Exercise brief - Every entry below should be transcribed exactly; pictures stay out of the copy.

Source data
____________________

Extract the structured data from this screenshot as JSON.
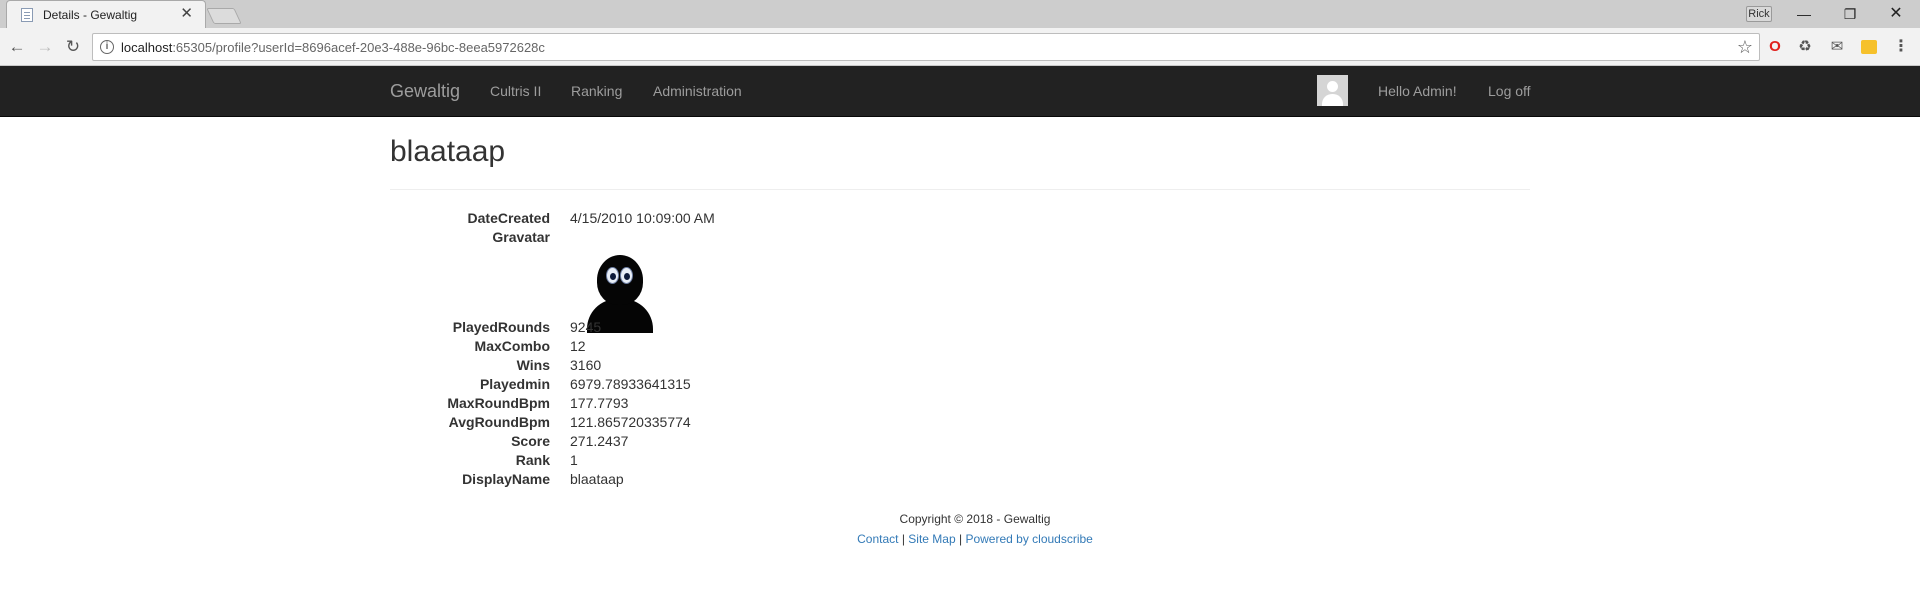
{
  "browser": {
    "tab_title": "Details - Gewaltig",
    "tab_close": "✕",
    "user_badge": "Rick",
    "url_host": "localhost",
    "url_rest": ":65305/profile?userId=8696acef-20e3-488e-96bc-8eea5972628c",
    "window_controls": {
      "minimize": "—",
      "maximize": "❐",
      "close": "✕"
    }
  },
  "navbar": {
    "brand": "Gewaltig",
    "links": [
      "Cultris II",
      "Ranking",
      "Administration"
    ],
    "greeting": "Hello Admin!",
    "logoff": "Log off"
  },
  "profile": {
    "title": "blaataap",
    "fields": {
      "date_created": {
        "label": "DateCreated",
        "value": "4/15/2010 10:09:00 AM"
      },
      "gravatar": {
        "label": "Gravatar"
      },
      "played_rounds": {
        "label": "PlayedRounds",
        "value": "9245"
      },
      "max_combo": {
        "label": "MaxCombo",
        "value": "12"
      },
      "wins": {
        "label": "Wins",
        "value": "3160"
      },
      "playedmin": {
        "label": "Playedmin",
        "value": "6979.78933641315"
      },
      "max_round_bpm": {
        "label": "MaxRoundBpm",
        "value": "177.7793"
      },
      "avg_round_bpm": {
        "label": "AvgRoundBpm",
        "value": "121.865720335774"
      },
      "score": {
        "label": "Score",
        "value": "271.2437"
      },
      "rank": {
        "label": "Rank",
        "value": "1"
      },
      "display_name": {
        "label": "DisplayName",
        "value": "blaataap"
      }
    }
  },
  "footer": {
    "copyright": "Copyright © 2018 - Gewaltig",
    "links": [
      "Contact",
      "Site Map",
      "Powered by cloudscribe"
    ],
    "separator": " | "
  },
  "icons": {
    "back": "back-arrow-icon",
    "forward": "forward-arrow-icon",
    "reload": "reload-icon",
    "info": "info-icon",
    "star": "star-icon",
    "menu": "menu-icon"
  }
}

____________________

Answer to the task -
Extract the structured data from this screenshot as JSON.
{
  "browser": {
    "tab_title": "Details - Gewaltig",
    "tab_close": "✕",
    "user_badge": "Rick",
    "url_host": "localhost",
    "url_rest": ":65305/profile?userId=8696acef-20e3-488e-96bc-8eea5972628c",
    "window_controls": {
      "minimize": "—",
      "maximize": "❐",
      "close": "✕"
    }
  },
  "navbar": {
    "brand": "Gewaltig",
    "links": [
      "Cultris II",
      "Ranking",
      "Administration"
    ],
    "greeting": "Hello Admin!",
    "logoff": "Log off"
  },
  "profile": {
    "title": "blaataap",
    "fields": {
      "date_created": {
        "label": "DateCreated",
        "value": "4/15/2010 10:09:00 AM"
      },
      "gravatar": {
        "label": "Gravatar"
      },
      "played_rounds": {
        "label": "PlayedRounds",
        "value": "9245"
      },
      "max_combo": {
        "label": "MaxCombo",
        "value": "12"
      },
      "wins": {
        "label": "Wins",
        "value": "3160"
      },
      "playedmin": {
        "label": "Playedmin",
        "value": "6979.78933641315"
      },
      "max_round_bpm": {
        "label": "MaxRoundBpm",
        "value": "177.7793"
      },
      "avg_round_bpm": {
        "label": "AvgRoundBpm",
        "value": "121.865720335774"
      },
      "score": {
        "label": "Score",
        "value": "271.2437"
      },
      "rank": {
        "label": "Rank",
        "value": "1"
      },
      "display_name": {
        "label": "DisplayName",
        "value": "blaataap"
      }
    }
  },
  "footer": {
    "copyright": "Copyright © 2018 - Gewaltig",
    "links": [
      "Contact",
      "Site Map",
      "Powered by cloudscribe"
    ],
    "separator": " | "
  },
  "icons": {
    "back": "back-arrow-icon",
    "forward": "forward-arrow-icon",
    "reload": "reload-icon",
    "info": "info-icon",
    "star": "star-icon",
    "menu": "menu-icon"
  }
}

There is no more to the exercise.